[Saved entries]
◇ ◇ ◇ ◇ ◇ ◇ ◇

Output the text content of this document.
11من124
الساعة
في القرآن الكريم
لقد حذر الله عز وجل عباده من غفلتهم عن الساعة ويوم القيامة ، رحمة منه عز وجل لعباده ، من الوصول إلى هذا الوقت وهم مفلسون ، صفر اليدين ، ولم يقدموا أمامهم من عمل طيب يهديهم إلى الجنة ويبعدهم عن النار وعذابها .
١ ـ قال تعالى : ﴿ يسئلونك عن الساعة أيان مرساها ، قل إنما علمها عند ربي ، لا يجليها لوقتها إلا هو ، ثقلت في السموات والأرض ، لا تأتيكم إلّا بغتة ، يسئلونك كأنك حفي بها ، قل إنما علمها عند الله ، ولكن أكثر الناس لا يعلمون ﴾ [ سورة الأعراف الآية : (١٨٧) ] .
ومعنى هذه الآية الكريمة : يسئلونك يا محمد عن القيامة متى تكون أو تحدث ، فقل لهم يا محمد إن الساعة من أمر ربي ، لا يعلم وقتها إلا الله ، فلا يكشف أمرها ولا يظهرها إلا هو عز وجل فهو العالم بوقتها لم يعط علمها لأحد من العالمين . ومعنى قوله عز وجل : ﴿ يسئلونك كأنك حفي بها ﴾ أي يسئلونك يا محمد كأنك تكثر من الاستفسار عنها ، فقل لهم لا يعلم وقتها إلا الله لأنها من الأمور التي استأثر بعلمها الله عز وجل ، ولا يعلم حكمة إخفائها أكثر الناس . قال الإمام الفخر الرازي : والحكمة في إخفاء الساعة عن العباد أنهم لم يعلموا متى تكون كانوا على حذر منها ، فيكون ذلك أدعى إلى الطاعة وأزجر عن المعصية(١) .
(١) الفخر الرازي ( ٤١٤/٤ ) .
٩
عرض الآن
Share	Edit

◇ ◇ ◇ ◇ ◇ ◇ ◇

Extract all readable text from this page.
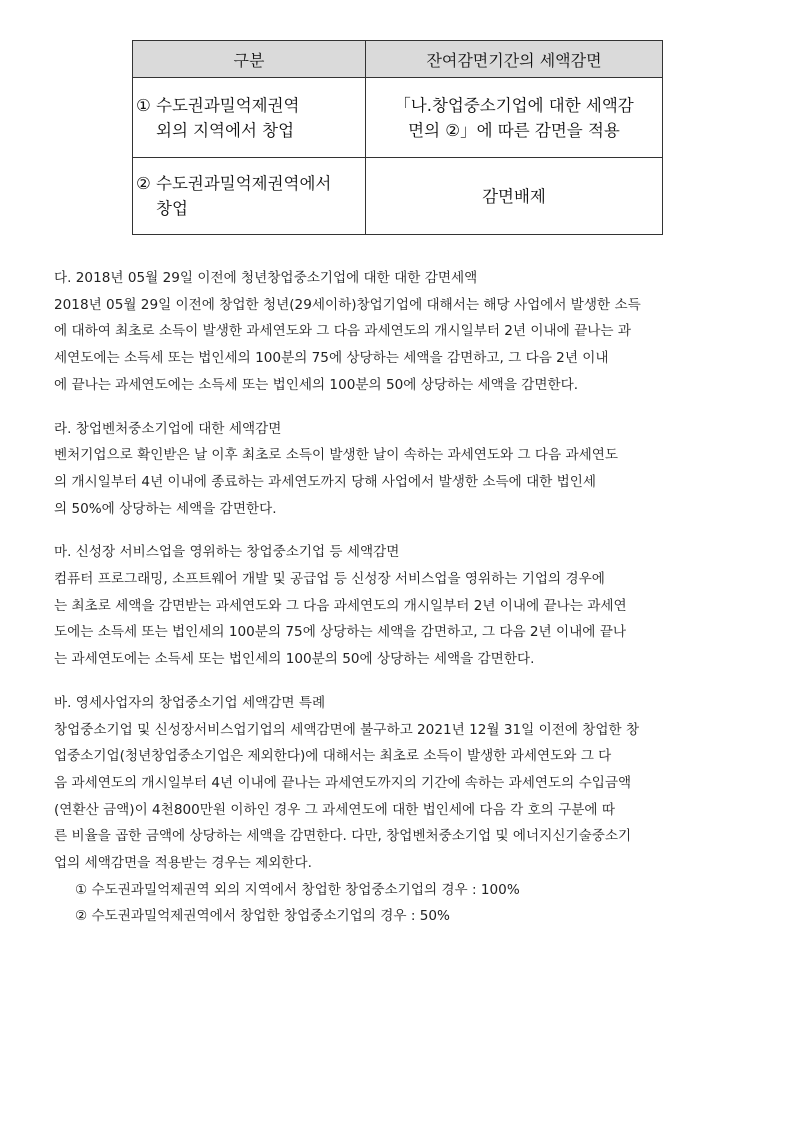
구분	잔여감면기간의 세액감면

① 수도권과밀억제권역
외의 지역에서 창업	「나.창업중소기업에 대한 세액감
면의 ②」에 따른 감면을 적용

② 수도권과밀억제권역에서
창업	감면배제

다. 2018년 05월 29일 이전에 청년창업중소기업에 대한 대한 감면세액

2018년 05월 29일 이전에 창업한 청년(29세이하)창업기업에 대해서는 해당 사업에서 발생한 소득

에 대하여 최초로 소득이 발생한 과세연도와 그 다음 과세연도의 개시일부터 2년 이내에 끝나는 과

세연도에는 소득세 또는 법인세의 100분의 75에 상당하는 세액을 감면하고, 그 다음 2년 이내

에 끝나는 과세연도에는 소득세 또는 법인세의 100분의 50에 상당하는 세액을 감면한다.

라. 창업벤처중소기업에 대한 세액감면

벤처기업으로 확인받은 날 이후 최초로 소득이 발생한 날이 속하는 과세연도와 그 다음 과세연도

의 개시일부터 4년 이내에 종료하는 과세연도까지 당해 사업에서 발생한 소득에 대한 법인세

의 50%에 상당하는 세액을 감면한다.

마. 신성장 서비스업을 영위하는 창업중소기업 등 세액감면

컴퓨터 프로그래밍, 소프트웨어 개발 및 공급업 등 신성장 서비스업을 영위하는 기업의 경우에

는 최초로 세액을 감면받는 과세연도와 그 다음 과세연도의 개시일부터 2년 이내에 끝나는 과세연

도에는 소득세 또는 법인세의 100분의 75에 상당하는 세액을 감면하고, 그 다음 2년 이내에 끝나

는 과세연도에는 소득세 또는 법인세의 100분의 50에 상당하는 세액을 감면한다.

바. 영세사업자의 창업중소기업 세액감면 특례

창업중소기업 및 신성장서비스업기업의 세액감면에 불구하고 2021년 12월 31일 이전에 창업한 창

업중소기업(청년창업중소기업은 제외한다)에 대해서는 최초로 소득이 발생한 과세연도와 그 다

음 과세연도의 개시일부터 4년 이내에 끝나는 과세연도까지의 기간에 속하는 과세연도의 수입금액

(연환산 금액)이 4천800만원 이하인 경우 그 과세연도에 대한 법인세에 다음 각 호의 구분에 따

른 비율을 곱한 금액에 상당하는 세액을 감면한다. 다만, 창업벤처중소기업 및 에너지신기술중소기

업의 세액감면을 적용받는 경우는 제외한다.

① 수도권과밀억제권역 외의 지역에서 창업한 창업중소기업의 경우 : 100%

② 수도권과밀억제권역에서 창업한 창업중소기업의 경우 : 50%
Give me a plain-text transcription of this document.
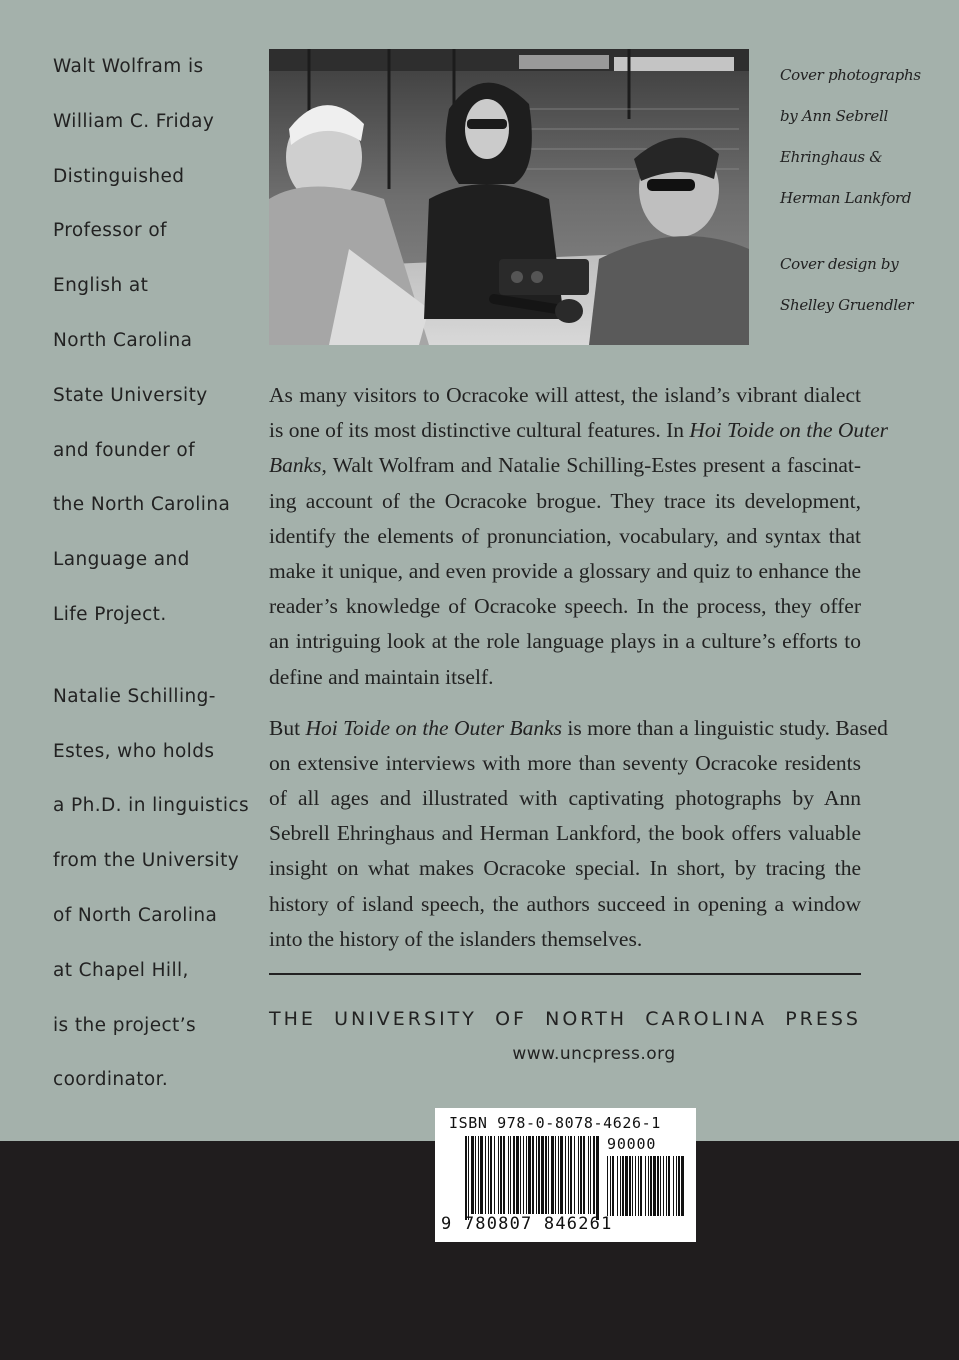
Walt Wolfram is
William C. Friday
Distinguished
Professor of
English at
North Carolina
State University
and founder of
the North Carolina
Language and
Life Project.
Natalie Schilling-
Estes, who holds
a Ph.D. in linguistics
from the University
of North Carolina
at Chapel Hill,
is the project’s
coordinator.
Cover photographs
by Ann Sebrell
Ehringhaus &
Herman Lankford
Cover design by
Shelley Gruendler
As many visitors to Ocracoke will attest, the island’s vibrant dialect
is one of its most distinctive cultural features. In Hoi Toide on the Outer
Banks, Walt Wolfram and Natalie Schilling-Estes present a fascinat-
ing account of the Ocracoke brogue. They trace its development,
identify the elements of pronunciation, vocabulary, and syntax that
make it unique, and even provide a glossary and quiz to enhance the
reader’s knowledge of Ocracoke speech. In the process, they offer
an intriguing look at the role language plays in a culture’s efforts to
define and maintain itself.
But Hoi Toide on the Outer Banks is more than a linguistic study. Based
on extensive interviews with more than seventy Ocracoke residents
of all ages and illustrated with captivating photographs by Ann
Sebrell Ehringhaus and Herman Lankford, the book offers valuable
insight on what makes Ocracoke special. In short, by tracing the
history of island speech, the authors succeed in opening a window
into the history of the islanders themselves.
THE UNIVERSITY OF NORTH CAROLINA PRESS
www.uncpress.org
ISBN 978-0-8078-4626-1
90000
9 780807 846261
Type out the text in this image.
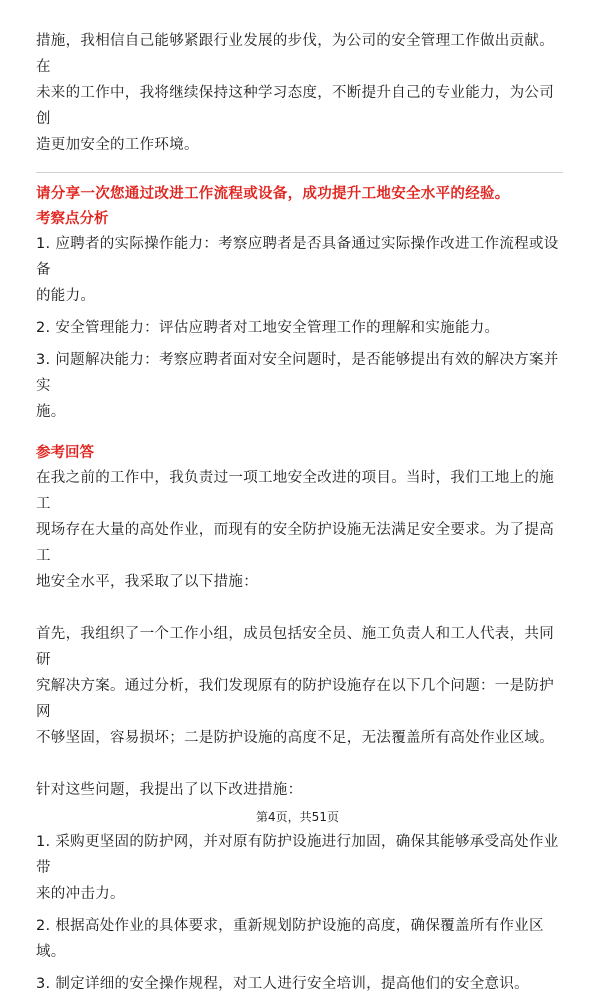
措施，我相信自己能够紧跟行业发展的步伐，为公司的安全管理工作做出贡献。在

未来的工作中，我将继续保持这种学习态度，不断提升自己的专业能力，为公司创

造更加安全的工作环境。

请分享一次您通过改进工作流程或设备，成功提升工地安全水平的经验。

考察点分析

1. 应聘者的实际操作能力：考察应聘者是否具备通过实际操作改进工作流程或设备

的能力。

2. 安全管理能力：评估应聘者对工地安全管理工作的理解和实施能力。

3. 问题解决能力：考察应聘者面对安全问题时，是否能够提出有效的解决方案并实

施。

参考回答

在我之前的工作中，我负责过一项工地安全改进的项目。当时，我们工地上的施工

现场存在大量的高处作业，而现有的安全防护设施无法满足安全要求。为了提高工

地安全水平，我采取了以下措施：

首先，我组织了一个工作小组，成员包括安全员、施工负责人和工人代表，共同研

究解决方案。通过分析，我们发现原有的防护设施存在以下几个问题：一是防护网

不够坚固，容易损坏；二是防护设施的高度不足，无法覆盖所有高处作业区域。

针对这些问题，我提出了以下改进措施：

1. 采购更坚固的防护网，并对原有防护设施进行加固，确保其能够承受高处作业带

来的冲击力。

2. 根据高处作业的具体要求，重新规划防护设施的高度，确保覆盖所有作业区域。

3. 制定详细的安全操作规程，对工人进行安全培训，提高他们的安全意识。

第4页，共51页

◇ ◇ ◇ ◇ ◇ ◇ ◇

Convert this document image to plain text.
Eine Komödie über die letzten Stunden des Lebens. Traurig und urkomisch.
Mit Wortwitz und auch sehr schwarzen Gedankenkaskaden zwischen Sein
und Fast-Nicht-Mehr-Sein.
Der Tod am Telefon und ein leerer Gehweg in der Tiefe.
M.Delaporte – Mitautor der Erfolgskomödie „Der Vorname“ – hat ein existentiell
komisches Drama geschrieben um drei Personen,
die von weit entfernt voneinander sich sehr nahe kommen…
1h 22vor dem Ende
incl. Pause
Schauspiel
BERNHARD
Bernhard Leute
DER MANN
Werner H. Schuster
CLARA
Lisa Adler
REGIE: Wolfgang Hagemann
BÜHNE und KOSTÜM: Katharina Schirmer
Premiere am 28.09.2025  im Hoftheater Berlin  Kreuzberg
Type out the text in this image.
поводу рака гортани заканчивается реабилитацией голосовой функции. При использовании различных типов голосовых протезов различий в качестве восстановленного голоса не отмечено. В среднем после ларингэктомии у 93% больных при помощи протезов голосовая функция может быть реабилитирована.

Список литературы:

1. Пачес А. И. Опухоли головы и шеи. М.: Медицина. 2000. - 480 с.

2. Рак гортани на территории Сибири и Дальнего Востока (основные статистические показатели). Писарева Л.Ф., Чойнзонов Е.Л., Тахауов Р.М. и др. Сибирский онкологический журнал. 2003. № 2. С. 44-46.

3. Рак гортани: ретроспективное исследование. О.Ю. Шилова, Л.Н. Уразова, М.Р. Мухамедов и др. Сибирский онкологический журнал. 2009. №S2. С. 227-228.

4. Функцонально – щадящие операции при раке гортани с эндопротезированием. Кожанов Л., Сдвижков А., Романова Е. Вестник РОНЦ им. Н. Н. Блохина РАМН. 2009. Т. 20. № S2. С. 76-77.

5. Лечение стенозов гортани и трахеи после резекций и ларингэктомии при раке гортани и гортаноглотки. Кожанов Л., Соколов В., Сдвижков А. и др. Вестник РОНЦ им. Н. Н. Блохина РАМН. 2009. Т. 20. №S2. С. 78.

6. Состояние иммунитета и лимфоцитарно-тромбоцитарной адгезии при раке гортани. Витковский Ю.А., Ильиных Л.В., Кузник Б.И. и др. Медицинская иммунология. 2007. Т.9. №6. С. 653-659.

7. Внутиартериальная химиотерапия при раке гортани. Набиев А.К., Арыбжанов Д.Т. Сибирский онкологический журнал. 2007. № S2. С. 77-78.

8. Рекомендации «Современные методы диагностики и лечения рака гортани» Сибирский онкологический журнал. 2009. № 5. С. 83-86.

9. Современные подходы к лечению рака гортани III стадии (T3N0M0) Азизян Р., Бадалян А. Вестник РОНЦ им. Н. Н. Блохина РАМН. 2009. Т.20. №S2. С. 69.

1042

◇ ◇ ◇ ◇ ◇ ◇ ◇

▶ [DESCRIPTION OF THE TASK]
Search the data for the string "Estes" and copy each line where it appears.

▶ [TASK OUTPUT]
Estes, who holds
Banks, Walt Wolfram and Natalie Schilling-Estes present a fascinat-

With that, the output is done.